Brief
Every record here needs to be written out again exactly.

··· Given data ···

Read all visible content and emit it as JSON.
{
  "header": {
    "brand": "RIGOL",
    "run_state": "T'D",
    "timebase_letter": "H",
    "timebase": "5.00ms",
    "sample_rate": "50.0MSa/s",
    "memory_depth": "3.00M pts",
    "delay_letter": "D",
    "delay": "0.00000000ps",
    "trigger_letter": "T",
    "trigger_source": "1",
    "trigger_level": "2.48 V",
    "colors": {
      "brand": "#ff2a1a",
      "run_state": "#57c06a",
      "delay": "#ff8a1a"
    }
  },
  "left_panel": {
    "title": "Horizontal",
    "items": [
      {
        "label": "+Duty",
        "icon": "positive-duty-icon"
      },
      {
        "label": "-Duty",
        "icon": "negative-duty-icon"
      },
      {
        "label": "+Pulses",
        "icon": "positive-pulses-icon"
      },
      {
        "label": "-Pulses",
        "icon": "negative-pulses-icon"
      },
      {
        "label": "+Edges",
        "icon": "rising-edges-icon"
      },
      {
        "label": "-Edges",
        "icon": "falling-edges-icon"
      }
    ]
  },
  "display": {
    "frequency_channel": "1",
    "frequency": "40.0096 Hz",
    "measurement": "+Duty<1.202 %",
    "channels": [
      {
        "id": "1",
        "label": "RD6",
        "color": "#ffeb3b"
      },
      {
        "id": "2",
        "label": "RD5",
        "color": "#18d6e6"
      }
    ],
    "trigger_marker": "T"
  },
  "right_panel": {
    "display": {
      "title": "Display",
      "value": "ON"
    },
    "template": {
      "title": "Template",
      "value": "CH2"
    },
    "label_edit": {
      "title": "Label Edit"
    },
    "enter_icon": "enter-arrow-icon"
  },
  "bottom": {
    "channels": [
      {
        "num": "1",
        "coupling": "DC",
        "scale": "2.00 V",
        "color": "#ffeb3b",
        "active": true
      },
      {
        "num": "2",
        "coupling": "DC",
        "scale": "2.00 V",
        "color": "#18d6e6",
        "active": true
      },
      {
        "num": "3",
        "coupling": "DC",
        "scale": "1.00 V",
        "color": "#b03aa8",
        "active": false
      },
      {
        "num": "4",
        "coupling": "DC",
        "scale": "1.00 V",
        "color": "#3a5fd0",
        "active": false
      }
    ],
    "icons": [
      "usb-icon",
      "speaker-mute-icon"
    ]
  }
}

···

Exercise output
Read all visible content and emit it as JSON.
{
  "header": {
    "brand": "RIGOL",
    "run_state": "T'D",
    "timebase_letter": "H",
    "timebase": "5.00ms",
    "sample_rate": "50.0MSa/s",
    "memory_depth": "3.00M pts",
    "delay_letter": "D",
    "delay": "0.00000000ps",
    "trigger_letter": "T",
    "trigger_source": "1",
    "trigger_level": "2.48 V",
    "colors": {
      "brand": "#ff2a1a",
      "run_state": "#57c06a",
      "delay": "#ff8a1a"
    }
  },
  "left_panel": {
    "title": "Horizontal",
    "items": [
      {
        "label": "+Duty",
        "icon": "positive-duty-icon"
      },
      {
        "label": "-Duty",
        "icon": "negative-duty-icon"
      },
      {
        "label": "+Pulses",
        "icon": "positive-pulses-icon"
      },
      {
        "label": "-Pulses",
        "icon": "negative-pulses-icon"
      },
      {
        "label": "+Edges",
        "icon": "rising-edges-icon"
      },
      {
        "label": "-Edges",
        "icon": "falling-edges-icon"
      }
    ]
  },
  "display": {
    "frequency_channel": "1",
    "frequency": "40.0096 Hz",
    "measurement": "+Duty<1.202 %",
    "channels": [
      {
        "id": "1",
        "label": "RD6",
        "color": "#ffeb3b"
      },
      {
        "id": "2",
        "label": "RD5",
        "color": "#18d6e6"
      }
    ],
    "trigger_marker": "T"
  },
  "right_panel": {
    "display": {
      "title": "Display",
      "value": "ON"
    },
    "template": {
      "title": "Template",
      "value": "CH2"
    },
    "label_edit": {
      "title": "Label Edit"
    },
    "enter_icon": "enter-arrow-icon"
  },
  "bottom": {
    "channels": [
      {
        "num": "1",
        "coupling": "DC",
        "scale": "2.00 V",
        "color": "#ffeb3b",
        "active": true
      },
      {
        "num": "2",
        "coupling": "DC",
        "scale": "2.00 V",
        "color": "#18d6e6",
        "active": true
      },
      {
        "num": "3",
        "coupling": "DC",
        "scale": "1.00 V",
        "color": "#b03aa8",
        "active": false
      },
      {
        "num": "4",
        "coupling": "DC",
        "scale": "1.00 V",
        "color": "#3a5fd0",
        "active": false
      }
    ],
    "icons": [
      "usb-icon",
      "speaker-mute-icon"
    ]
  }
}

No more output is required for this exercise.